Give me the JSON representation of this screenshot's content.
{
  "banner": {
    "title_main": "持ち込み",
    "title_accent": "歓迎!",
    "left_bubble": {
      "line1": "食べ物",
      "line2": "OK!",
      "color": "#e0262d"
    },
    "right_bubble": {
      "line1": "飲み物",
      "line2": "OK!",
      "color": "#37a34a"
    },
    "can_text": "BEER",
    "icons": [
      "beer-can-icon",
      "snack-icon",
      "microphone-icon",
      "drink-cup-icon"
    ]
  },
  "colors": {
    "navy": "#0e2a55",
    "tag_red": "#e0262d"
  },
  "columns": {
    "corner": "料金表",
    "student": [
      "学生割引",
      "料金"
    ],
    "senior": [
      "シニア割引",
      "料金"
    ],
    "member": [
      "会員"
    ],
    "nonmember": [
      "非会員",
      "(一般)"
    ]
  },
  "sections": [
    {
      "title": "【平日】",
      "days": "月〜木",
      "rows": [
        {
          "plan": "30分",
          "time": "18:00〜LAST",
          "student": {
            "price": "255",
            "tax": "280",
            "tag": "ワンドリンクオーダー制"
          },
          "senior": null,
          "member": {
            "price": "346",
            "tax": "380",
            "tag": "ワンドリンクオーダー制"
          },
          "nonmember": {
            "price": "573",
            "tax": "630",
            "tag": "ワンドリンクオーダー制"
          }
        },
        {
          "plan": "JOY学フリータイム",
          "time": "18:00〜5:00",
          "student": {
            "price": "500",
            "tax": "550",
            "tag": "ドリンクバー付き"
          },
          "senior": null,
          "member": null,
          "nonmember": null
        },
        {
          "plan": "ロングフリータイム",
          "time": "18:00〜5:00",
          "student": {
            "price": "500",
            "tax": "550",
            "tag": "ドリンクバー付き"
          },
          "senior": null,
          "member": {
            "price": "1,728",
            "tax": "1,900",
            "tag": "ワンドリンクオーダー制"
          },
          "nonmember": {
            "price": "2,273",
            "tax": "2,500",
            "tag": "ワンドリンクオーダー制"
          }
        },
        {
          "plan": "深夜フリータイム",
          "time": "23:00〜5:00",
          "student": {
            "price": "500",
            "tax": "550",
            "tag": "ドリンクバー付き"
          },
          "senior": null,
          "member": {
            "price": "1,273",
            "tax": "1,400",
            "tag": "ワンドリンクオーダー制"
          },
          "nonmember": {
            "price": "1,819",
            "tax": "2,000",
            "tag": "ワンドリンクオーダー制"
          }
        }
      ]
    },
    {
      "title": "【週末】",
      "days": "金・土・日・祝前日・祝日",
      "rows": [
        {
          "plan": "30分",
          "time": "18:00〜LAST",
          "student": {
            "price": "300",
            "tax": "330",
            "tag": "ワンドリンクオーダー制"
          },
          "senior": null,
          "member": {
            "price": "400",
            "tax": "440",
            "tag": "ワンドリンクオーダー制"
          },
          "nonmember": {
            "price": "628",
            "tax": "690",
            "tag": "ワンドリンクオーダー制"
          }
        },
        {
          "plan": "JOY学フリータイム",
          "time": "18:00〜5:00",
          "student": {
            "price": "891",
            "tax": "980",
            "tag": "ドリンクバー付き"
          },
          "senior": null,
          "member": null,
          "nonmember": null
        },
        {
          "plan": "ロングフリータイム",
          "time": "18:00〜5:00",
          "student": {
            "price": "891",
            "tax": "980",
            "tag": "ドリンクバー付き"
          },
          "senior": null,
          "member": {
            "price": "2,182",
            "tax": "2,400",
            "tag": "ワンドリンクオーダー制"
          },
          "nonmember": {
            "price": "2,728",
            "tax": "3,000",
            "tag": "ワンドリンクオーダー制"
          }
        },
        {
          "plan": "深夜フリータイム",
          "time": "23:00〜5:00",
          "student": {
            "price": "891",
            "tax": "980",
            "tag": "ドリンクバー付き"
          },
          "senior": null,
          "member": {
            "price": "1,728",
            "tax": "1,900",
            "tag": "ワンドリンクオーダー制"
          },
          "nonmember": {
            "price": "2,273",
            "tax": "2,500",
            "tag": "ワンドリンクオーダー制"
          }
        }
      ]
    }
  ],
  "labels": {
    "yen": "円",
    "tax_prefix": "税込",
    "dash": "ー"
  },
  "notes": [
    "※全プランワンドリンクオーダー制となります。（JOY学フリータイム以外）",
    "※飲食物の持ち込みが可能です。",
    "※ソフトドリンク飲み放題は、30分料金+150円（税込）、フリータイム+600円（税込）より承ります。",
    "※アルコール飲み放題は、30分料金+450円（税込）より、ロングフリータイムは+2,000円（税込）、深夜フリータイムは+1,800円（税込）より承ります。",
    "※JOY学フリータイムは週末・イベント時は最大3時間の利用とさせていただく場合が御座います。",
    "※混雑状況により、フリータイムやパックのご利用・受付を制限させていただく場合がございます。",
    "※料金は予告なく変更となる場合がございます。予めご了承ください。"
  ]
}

*Exercise*.
Each line above that holds the string "より承ります" should be copied and shown.

*Written answer*.
    "※ソフトドリンク飲み放題は、30分料金+150円（税込）、フリータイム+600円（税込）より承ります。",
    "※アルコール飲み放題は、30分料金+450円（税込）より、ロングフリータイムは+2,000円（税込）、深夜フリータイムは+1,800円（税込）より承ります。",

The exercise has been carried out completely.